- RECORDS FOR THE EXERCISE -
------------------------------------
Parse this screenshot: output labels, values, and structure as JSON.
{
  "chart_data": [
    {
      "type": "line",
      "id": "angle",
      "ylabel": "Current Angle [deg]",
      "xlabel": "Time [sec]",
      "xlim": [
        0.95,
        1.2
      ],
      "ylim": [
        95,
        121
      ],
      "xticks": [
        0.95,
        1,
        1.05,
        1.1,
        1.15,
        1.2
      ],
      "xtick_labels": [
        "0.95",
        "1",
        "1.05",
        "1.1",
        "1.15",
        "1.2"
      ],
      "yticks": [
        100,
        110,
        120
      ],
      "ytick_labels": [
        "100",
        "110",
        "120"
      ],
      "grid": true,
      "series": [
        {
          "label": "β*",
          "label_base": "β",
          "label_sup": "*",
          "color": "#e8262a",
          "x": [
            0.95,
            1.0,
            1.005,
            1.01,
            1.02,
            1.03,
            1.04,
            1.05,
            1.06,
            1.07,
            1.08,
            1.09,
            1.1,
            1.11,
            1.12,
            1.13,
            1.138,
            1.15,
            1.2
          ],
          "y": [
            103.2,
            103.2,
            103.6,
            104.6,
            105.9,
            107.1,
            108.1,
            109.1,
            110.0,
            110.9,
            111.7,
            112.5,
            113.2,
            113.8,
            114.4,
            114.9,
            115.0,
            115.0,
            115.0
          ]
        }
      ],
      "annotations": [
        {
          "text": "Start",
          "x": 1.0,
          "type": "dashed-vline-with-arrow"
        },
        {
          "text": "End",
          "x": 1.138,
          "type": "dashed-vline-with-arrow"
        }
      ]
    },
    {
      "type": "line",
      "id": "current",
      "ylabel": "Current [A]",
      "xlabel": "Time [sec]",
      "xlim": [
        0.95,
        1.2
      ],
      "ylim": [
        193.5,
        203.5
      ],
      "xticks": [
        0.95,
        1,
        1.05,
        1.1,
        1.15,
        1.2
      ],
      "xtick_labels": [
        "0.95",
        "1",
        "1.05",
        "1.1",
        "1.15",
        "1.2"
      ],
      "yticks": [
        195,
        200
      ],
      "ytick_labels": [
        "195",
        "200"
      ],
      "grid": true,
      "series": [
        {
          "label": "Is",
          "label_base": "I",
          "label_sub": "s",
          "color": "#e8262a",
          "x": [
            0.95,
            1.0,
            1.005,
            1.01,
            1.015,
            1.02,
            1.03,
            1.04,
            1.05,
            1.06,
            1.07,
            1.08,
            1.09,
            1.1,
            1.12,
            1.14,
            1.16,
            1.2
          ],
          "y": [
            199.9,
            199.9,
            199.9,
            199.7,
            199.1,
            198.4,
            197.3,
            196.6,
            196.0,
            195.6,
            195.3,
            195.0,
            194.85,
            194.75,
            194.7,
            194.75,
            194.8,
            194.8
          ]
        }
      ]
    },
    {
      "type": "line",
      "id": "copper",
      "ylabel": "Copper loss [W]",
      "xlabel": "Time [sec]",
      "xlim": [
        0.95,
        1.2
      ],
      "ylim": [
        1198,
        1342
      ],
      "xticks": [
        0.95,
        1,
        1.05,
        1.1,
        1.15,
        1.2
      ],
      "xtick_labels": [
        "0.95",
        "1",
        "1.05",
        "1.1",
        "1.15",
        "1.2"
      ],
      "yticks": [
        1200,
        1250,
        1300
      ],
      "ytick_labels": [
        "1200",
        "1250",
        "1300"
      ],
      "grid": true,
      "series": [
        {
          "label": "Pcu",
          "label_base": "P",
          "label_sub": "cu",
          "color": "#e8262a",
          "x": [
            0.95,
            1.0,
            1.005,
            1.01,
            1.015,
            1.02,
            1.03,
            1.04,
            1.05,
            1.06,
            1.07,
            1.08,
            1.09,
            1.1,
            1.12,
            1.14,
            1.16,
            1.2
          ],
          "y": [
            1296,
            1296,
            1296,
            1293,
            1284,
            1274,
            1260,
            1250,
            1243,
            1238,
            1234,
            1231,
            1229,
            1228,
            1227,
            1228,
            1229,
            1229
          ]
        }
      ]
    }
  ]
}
------------------------------------
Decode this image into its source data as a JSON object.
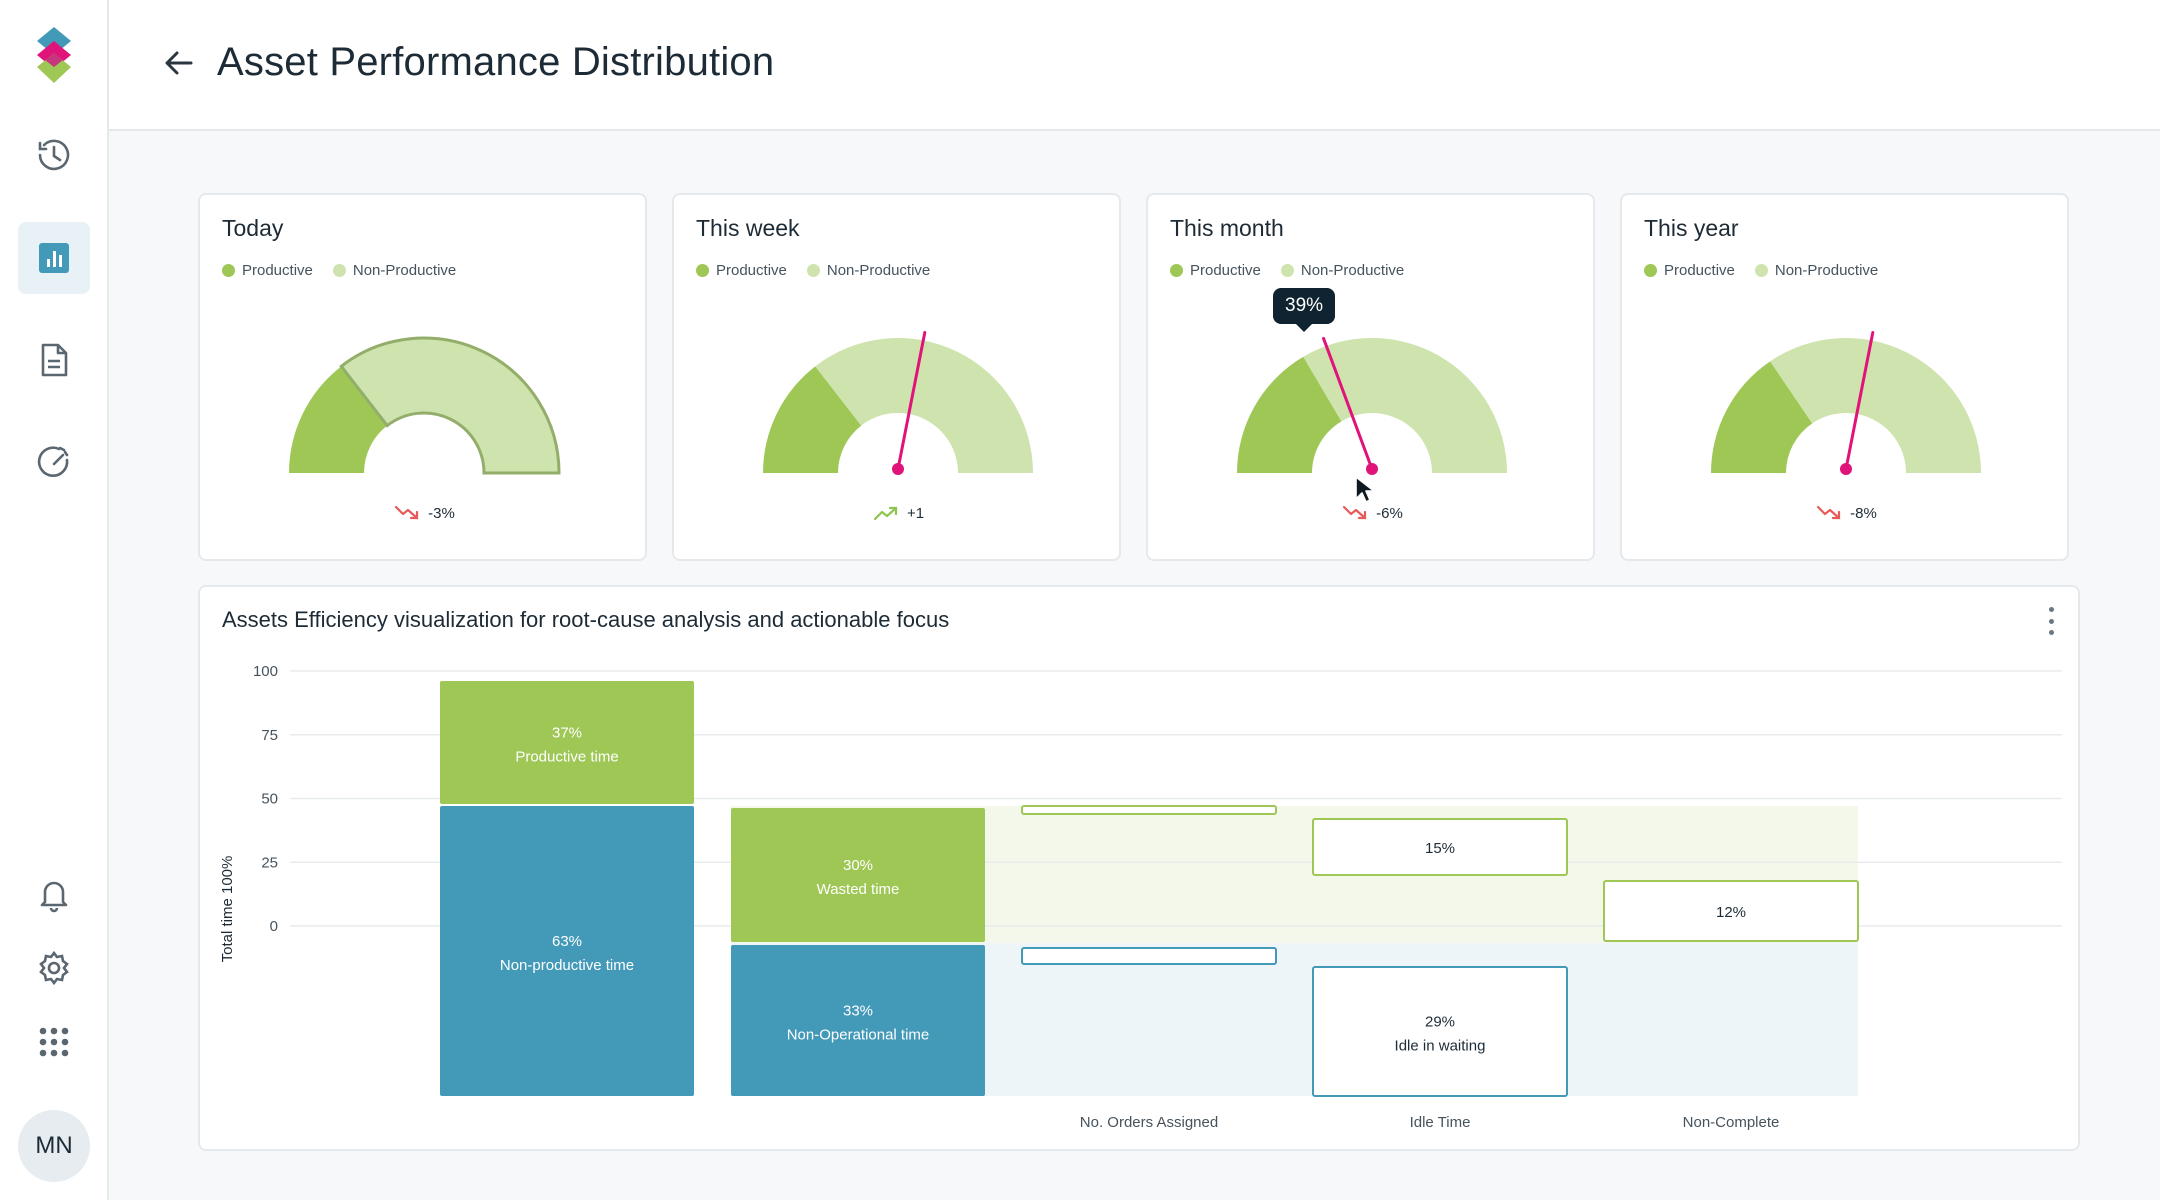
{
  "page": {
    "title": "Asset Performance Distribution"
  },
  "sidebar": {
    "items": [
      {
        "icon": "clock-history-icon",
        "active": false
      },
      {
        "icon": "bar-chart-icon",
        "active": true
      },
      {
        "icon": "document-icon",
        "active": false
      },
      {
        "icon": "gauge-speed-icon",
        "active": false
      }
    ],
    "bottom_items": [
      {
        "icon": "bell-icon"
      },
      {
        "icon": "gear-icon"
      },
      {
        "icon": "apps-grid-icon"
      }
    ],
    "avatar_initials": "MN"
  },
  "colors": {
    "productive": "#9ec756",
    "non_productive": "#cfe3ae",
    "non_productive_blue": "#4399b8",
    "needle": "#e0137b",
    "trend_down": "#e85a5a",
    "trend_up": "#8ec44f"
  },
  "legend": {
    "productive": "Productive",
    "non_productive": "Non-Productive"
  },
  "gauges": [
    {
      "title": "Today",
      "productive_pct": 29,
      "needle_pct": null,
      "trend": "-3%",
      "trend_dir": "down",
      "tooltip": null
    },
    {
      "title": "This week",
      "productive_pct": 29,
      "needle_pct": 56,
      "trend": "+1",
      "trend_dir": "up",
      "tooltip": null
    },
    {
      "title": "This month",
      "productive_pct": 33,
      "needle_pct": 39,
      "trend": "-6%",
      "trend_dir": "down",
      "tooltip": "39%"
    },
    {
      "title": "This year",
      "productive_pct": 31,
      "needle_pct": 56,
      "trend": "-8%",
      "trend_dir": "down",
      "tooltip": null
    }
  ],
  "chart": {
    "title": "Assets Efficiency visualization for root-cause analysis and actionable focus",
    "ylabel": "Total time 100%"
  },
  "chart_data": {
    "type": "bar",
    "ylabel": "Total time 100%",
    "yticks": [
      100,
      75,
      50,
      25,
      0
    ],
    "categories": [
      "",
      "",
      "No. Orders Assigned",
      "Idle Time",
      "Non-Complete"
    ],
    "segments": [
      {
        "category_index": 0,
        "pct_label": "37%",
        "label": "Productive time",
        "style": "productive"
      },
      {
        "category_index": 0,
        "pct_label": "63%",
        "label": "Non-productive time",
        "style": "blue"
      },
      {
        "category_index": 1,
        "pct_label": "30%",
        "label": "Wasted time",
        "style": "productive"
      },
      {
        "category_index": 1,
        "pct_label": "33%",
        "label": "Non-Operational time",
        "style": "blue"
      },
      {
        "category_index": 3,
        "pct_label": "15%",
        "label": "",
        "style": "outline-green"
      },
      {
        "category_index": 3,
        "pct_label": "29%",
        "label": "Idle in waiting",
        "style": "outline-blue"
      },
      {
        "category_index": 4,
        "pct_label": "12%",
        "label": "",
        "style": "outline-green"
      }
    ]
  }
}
------------------------------------
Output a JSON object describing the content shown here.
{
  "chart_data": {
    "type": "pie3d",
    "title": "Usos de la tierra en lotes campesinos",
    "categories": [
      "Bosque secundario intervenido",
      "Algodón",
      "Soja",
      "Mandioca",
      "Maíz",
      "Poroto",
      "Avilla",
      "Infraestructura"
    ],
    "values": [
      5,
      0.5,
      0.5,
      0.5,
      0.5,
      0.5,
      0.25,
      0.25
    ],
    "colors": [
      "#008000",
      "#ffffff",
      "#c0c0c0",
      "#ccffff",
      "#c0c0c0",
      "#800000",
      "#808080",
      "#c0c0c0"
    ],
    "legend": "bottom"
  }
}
------------------------------------
Extract all lines containing the word "values".

Parse this screenshot: output labels, values, and structure as JSON.
    "values": [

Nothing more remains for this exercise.